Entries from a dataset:
++++++++++

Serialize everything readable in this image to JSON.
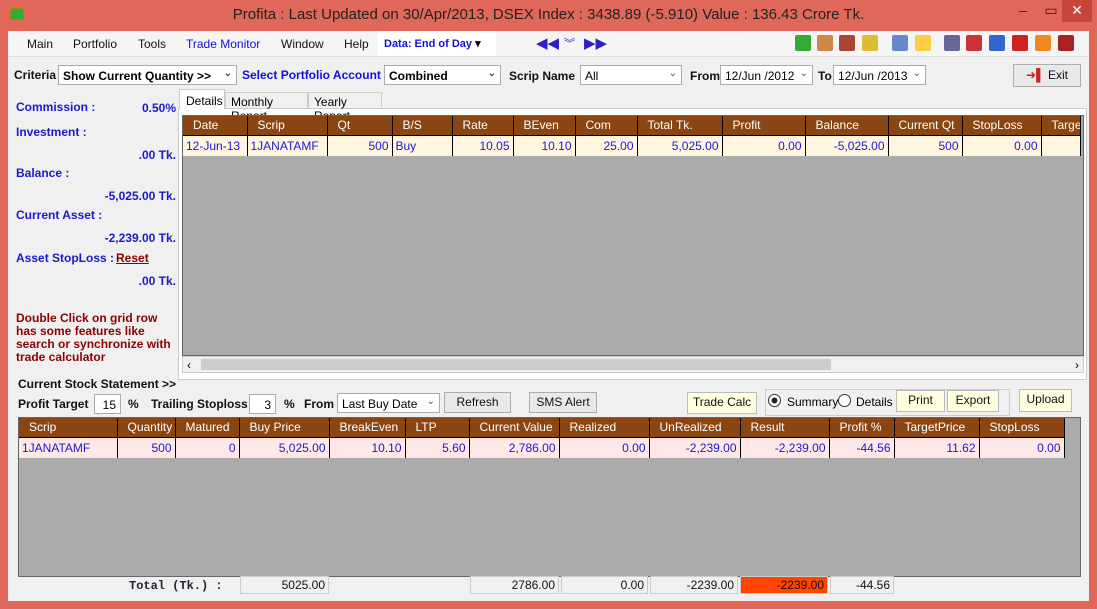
{
  "title": "Profita : Last Updated on 30/Apr/2013,  DSEX Index : 3438.89 (-5.910)  Value : 136.43 Crore Tk.",
  "menu": [
    "Main",
    "Portfolio",
    "Tools",
    "Trade Monitor",
    "Window",
    "Help"
  ],
  "data_mode": "Data: End of Day",
  "toolbar_icons": [
    "download-icon",
    "chart-icon",
    "bar-chart-icon",
    "export-icon",
    "edit-icon",
    "window-icon",
    "search-book-icon",
    "triangle-icon",
    "calculator-icon",
    "m-icon",
    "note-icon",
    "printer-icon"
  ],
  "criteria": {
    "label": "Criteria",
    "value": "Show Current Quantity >>",
    "account_label": "Select Portfolio Account",
    "account": "Combined",
    "scrip_label": "Scrip Name",
    "scrip": "All",
    "from_label": "From",
    "from": "12/Jun /2012",
    "to_label": "To",
    "to": "12/Jun /2013",
    "exit": "Exit"
  },
  "left": {
    "commission_label": "Commission :",
    "commission": "0.50%",
    "investment_label": "Investment :",
    "investment": ".00 Tk.",
    "balance_label": "Balance :",
    "balance": "-5,025.00 Tk.",
    "asset_label": "Current Asset :",
    "asset": "-2,239.00 Tk.",
    "stoploss_label": "Asset StopLoss :",
    "reset": "Reset",
    "stoploss": ".00 Tk.",
    "hint": "Double Click on grid row has some features like search or synchronize with trade calculator"
  },
  "tabs": [
    "Details",
    "Monthly Report",
    "Yearly Report"
  ],
  "details": {
    "columns": [
      "Date",
      "Scrip",
      "Qt",
      "B/S",
      "Rate",
      "BEven",
      "Com",
      "Total Tk.",
      "Profit",
      "Balance",
      "Current Qt",
      "StopLoss",
      "Target"
    ],
    "rows": [
      [
        "12-Jun-13",
        "1JANATAMF",
        "500",
        "Buy",
        "10.05",
        "10.10",
        "25.00",
        "5,025.00",
        "0.00",
        "-5,025.00",
        "500",
        "0.00",
        ""
      ]
    ]
  },
  "stock": {
    "title": "Current Stock Statement >>",
    "profit_target_label": "Profit Target",
    "profit_target": "15",
    "pct": "%",
    "trailing_label": "Trailing Stoploss",
    "trailing": "3",
    "from_label": "From",
    "from": "Last Buy Date",
    "refresh": "Refresh",
    "sms": "SMS Alert",
    "trade_calc": "Trade Calc",
    "summary": "Summary",
    "details": "Details",
    "view_selected": "Summary",
    "print": "Print",
    "export": "Export",
    "upload": "Upload",
    "columns": [
      "Scrip",
      "Quantity",
      "Matured",
      "Buy Price",
      "BreakEven",
      "LTP",
      "Current Value",
      "Realized",
      "UnRealized",
      "Result",
      "Profit %",
      "TargetPrice",
      "StopLoss"
    ],
    "rows": [
      [
        "1JANATAMF",
        "500",
        "0",
        "5,025.00",
        "10.10",
        "5.60",
        "2,786.00",
        "0.00",
        "-2,239.00",
        "-2,239.00",
        "-44.56",
        "11.62",
        "0.00"
      ]
    ],
    "total_label": "Total  (Tk.) :",
    "totals": {
      "buy_price": "5025.00",
      "current_value": "2786.00",
      "realized": "0.00",
      "unrealized": "-2239.00",
      "result": "-2239.00",
      "profit_pct": "-44.56"
    }
  },
  "colors": {
    "header": "#8B4513",
    "row_top": "#FFF5E1",
    "row_bottom": "#FFE8E8",
    "result_highlight": "#FF4500",
    "frame": "#E0685A"
  }
}
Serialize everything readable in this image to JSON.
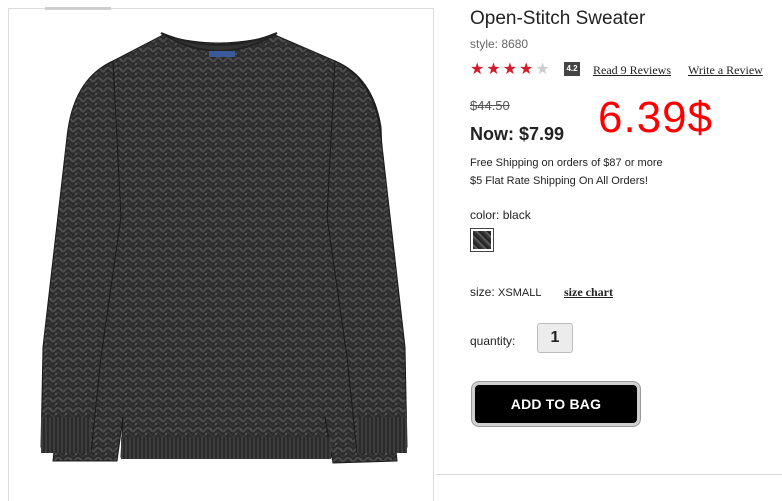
{
  "product": {
    "title": "Open-Stitch Sweater",
    "style_label": "style:",
    "style_number": "8680",
    "rating": 4.2,
    "rating_badge": "4.2",
    "stars_total": 5,
    "stars_filled": 4,
    "reviews_link": "Read 9 Reviews",
    "write_review_link": "Write a Review",
    "old_price": "$44.50",
    "now_label": "Now:",
    "now_price": "$7.99",
    "handwritten_price": "6.39$",
    "shipping_line1": "Free Shipping on orders of $87 or more",
    "shipping_line2": "$5 Flat Rate Shipping On All Orders!",
    "color_label": "color:",
    "color_value": "black",
    "size_label": "size:",
    "size_value": "XSMALL",
    "size_chart_link": "size chart",
    "quantity_label": "quantity:",
    "quantity_value": "1",
    "add_to_bag_label": "ADD TO BAG"
  },
  "colors": {
    "star_on": "#d41b2c",
    "star_off": "#cccccc",
    "handwritten": "#ff0000",
    "button_bg": "#000000"
  },
  "icons": {
    "star": "star-icon",
    "swatch": "color-swatch"
  }
}
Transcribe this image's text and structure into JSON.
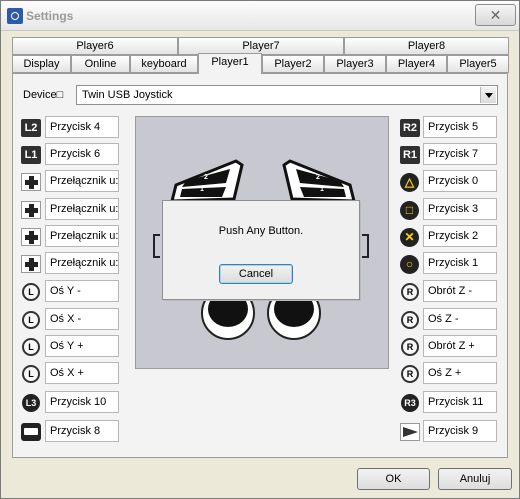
{
  "window": {
    "title": "Settings",
    "close_symbol": "✕"
  },
  "tabs": {
    "row1": [
      {
        "label": "Player6"
      },
      {
        "label": "Player7"
      },
      {
        "label": "Player8"
      }
    ],
    "row2": [
      {
        "label": "Display"
      },
      {
        "label": "Online"
      },
      {
        "label": "keyboard"
      },
      {
        "label": "Player1"
      },
      {
        "label": "Player2"
      },
      {
        "label": "Player3"
      },
      {
        "label": "Player4"
      },
      {
        "label": "Player5"
      }
    ],
    "active": "Player1"
  },
  "device": {
    "label": "Device",
    "label_box": "□",
    "value": "Twin USB Joystick"
  },
  "left_rows": [
    {
      "icon": "l2-button-icon",
      "icon_text": "L2",
      "value": "Przycisk 4"
    },
    {
      "icon": "l1-button-icon",
      "icon_text": "L1",
      "value": "Przycisk 6"
    },
    {
      "icon": "dpad-up-icon",
      "icon_text": "",
      "value": "Przełącznik u:"
    },
    {
      "icon": "dpad-left-icon",
      "icon_text": "",
      "value": "Przełącznik u:"
    },
    {
      "icon": "dpad-down-icon",
      "icon_text": "",
      "value": "Przełącznik u:"
    },
    {
      "icon": "dpad-right-icon",
      "icon_text": "",
      "value": "Przełącznik u:"
    },
    {
      "icon": "left-stick-up-icon",
      "icon_text": "L",
      "value": "Oś Y -"
    },
    {
      "icon": "left-stick-left-icon",
      "icon_text": "L",
      "value": "Oś X -"
    },
    {
      "icon": "left-stick-down-icon",
      "icon_text": "L",
      "value": "Oś Y +"
    },
    {
      "icon": "left-stick-right-icon",
      "icon_text": "L",
      "value": "Oś X +"
    },
    {
      "icon": "l3-button-icon",
      "icon_text": "L3",
      "value": "Przycisk 10"
    },
    {
      "icon": "select-button-icon",
      "icon_text": "",
      "value": "Przycisk 8"
    }
  ],
  "right_rows": [
    {
      "icon": "r2-button-icon",
      "icon_text": "R2",
      "value": "Przycisk 5"
    },
    {
      "icon": "r1-button-icon",
      "icon_text": "R1",
      "value": "Przycisk 7"
    },
    {
      "icon": "triangle-button-icon",
      "icon_text": "△",
      "value": "Przycisk 0"
    },
    {
      "icon": "square-button-icon",
      "icon_text": "□",
      "value": "Przycisk 3"
    },
    {
      "icon": "cross-button-icon",
      "icon_text": "✕",
      "value": "Przycisk 2"
    },
    {
      "icon": "circle-button-icon",
      "icon_text": "○",
      "value": "Przycisk 1"
    },
    {
      "icon": "right-stick-up-icon",
      "icon_text": "R",
      "value": "Obrót Z -"
    },
    {
      "icon": "right-stick-left-icon",
      "icon_text": "R",
      "value": "Oś Z -"
    },
    {
      "icon": "right-stick-down-icon",
      "icon_text": "R",
      "value": "Obrót Z +"
    },
    {
      "icon": "right-stick-right-icon",
      "icon_text": "R",
      "value": "Oś Z +"
    },
    {
      "icon": "r3-button-icon",
      "icon_text": "R3",
      "value": "Przycisk 11"
    },
    {
      "icon": "start-button-icon",
      "icon_text": "",
      "value": "Przycisk 9"
    }
  ],
  "preview": {
    "shoulder_left": [
      "2",
      "1"
    ],
    "shoulder_right": [
      "2",
      "1"
    ]
  },
  "popup": {
    "message": "Push Any Button.",
    "cancel_label": "Cancel"
  },
  "footer": {
    "ok_label": "OK",
    "cancel_label": "Anuluj"
  }
}
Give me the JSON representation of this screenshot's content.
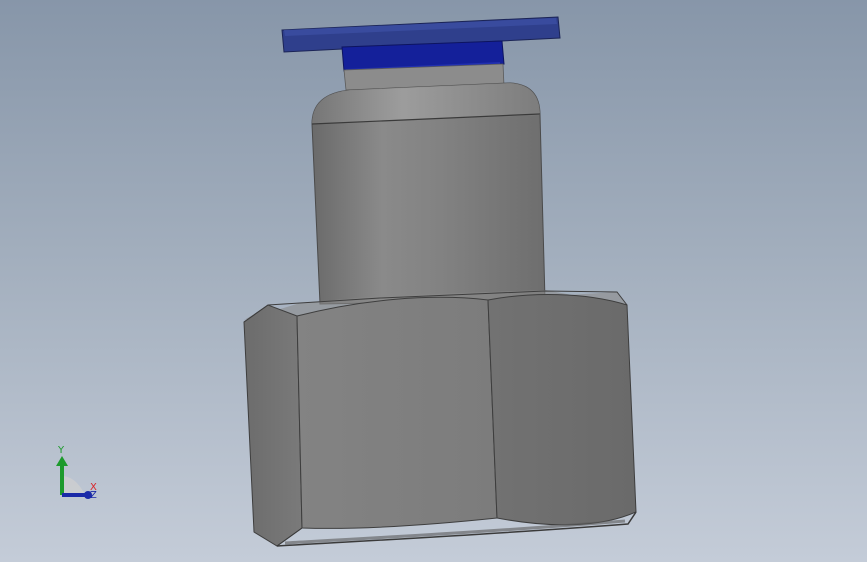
{
  "viewport": {
    "background_top": "#8796a9",
    "background_bottom": "#c4ccd8"
  },
  "model": {
    "cap_color": "#2f3f8c",
    "collet_color": "#14209a",
    "body_color": "#7a7a7a",
    "hex_color": "#6f6f6f"
  },
  "triad": {
    "y_label": "Y",
    "x_label": "X",
    "z_label": "Z",
    "y_color": "#1d9a2c",
    "x_color": "#d9252a",
    "z_color": "#1a2aa8"
  }
}
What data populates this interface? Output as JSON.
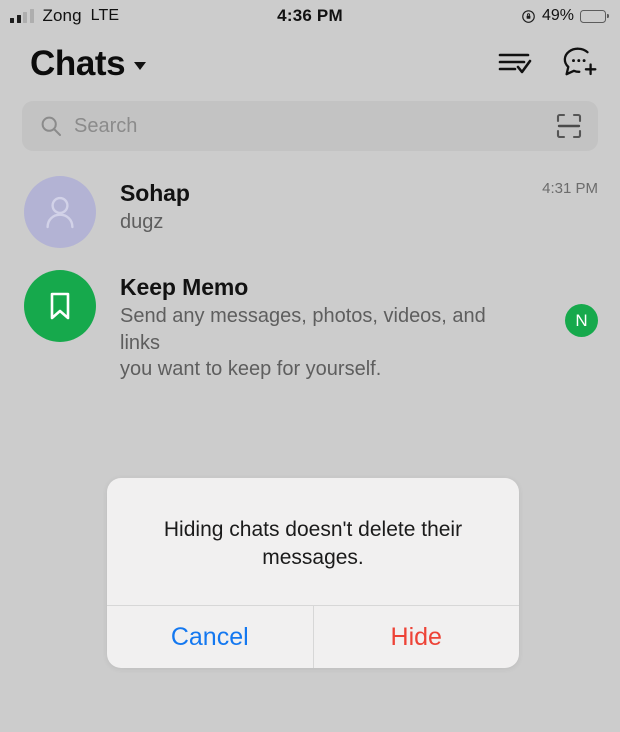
{
  "status_bar": {
    "carrier": "Zong",
    "network": "LTE",
    "time": "4:36 PM",
    "battery_percent": "49%",
    "battery_level": 49,
    "signal_bars_filled": 2,
    "signal_bars_total": 4,
    "rotation_lock_icon": "rotation-lock-icon",
    "battery_icon": "battery-icon"
  },
  "header": {
    "title": "Chats",
    "dropdown_icon": "chevron-down-icon",
    "select_icon": "list-check-icon",
    "new_chat_icon": "new-chat-bubble-icon"
  },
  "search": {
    "placeholder": "Search",
    "value": "",
    "search_icon": "search-icon",
    "scan_icon": "scan-qr-icon"
  },
  "chats": [
    {
      "name": "Sohap",
      "preview": "dugz",
      "time": "4:31 PM",
      "avatar_icon": "person-avatar-icon",
      "avatar_color": "#b3b3d4",
      "badge": ""
    },
    {
      "name": "Keep Memo",
      "preview": "Send any messages, photos, videos, and links\nyou want to keep for yourself.",
      "time": "",
      "avatar_icon": "bookmark-icon",
      "avatar_color": "#16a94c",
      "badge": "N",
      "badge_color": "#16a94c"
    }
  ],
  "alert": {
    "message": "Hiding chats doesn't delete their messages.",
    "cancel_label": "Cancel",
    "confirm_label": "Hide",
    "cancel_color": "#1478f0",
    "confirm_color": "#ed4337"
  },
  "colors": {
    "background": "#cccccc",
    "search_field": "#c3c3c3",
    "accent_green": "#16a94c"
  }
}
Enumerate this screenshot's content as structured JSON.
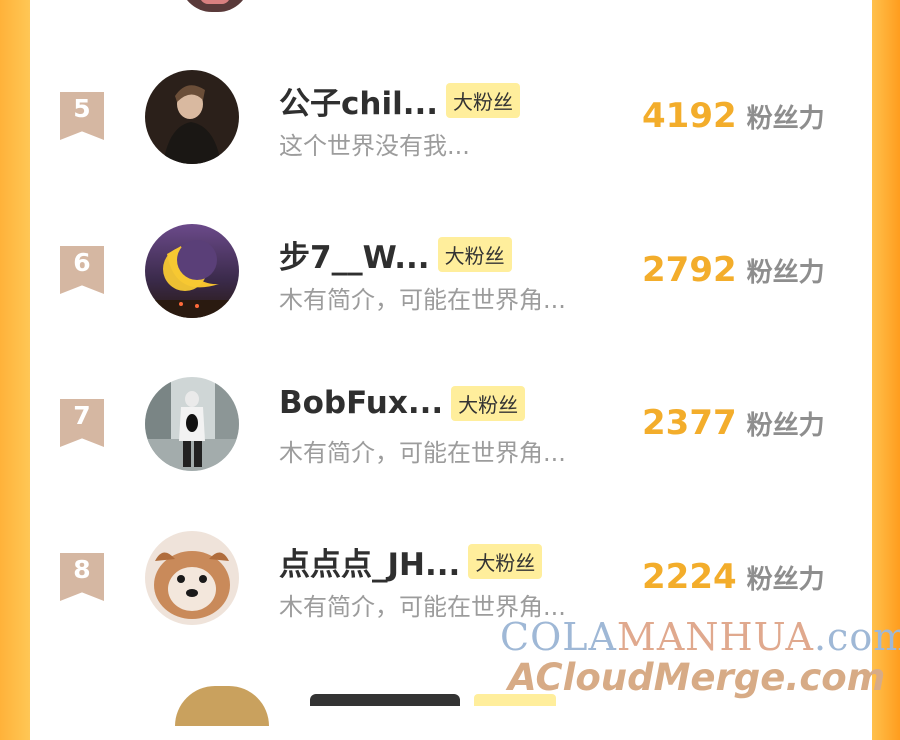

++++++++++

> [TASK BRIEF] Copy out every line in the entries above that holds "content".

> [CORRECT OUTPUT]
Give me the JSON representation of this screenshot's content.
Enumerate this screenshot's content as structured JSON.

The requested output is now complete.